TASK TO COMPLETE: Exactly and only the lines from the one containing "Transcribe this image's" through the close of the entries below are to be set down.

RECORDS TO PROCESS:
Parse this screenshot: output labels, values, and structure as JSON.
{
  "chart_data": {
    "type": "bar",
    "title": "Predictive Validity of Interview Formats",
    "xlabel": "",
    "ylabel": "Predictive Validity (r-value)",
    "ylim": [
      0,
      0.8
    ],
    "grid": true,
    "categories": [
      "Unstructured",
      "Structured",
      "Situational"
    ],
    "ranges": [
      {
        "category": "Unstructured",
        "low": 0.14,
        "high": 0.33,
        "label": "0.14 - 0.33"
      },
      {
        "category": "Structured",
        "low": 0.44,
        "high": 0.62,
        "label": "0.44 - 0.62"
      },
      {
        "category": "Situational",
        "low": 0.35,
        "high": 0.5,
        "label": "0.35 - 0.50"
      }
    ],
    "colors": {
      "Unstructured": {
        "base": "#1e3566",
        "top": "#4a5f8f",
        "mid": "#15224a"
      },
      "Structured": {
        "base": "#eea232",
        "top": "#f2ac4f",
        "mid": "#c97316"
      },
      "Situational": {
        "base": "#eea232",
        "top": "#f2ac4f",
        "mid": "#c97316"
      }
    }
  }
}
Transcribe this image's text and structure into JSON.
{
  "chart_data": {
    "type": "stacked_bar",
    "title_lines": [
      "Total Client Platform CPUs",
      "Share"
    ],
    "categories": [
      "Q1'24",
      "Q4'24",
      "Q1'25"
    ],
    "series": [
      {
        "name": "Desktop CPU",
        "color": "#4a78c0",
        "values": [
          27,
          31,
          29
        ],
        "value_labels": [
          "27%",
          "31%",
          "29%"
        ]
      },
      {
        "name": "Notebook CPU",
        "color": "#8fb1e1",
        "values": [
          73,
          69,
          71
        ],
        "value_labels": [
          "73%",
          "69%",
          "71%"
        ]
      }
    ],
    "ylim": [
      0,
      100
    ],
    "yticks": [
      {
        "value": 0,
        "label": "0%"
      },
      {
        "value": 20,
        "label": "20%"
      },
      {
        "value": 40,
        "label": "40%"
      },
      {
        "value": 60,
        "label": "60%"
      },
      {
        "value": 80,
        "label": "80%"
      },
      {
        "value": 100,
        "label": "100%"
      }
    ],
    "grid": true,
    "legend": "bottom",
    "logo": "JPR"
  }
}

RESPONSE TO THIS TASK:
Transcribe this image's text and structure into JSON.
{
  "chart_data": {
    "type": "stacked_bar",
    "title_lines": [
      "Total Client Platform CPUs",
      "Share"
    ],
    "categories": [
      "Q1'24",
      "Q4'24",
      "Q1'25"
    ],
    "series": [
      {
        "name": "Desktop CPU",
        "color": "#4a78c0",
        "values": [
          27,
          31,
          29
        ],
        "value_labels": [
          "27%",
          "31%",
          "29%"
        ]
      },
      {
        "name": "Notebook CPU",
        "color": "#8fb1e1",
        "values": [
          73,
          69,
          71
        ],
        "value_labels": [
          "73%",
          "69%",
          "71%"
        ]
      }
    ],
    "ylim": [
      0,
      100
    ],
    "yticks": [
      {
        "value": 0,
        "label": "0%"
      },
      {
        "value": 20,
        "label": "20%"
      },
      {
        "value": 40,
        "label": "40%"
      },
      {
        "value": 60,
        "label": "60%"
      },
      {
        "value": 80,
        "label": "80%"
      },
      {
        "value": 100,
        "label": "100%"
      }
    ],
    "grid": true,
    "legend": "bottom",
    "logo": "JPR"
  }
}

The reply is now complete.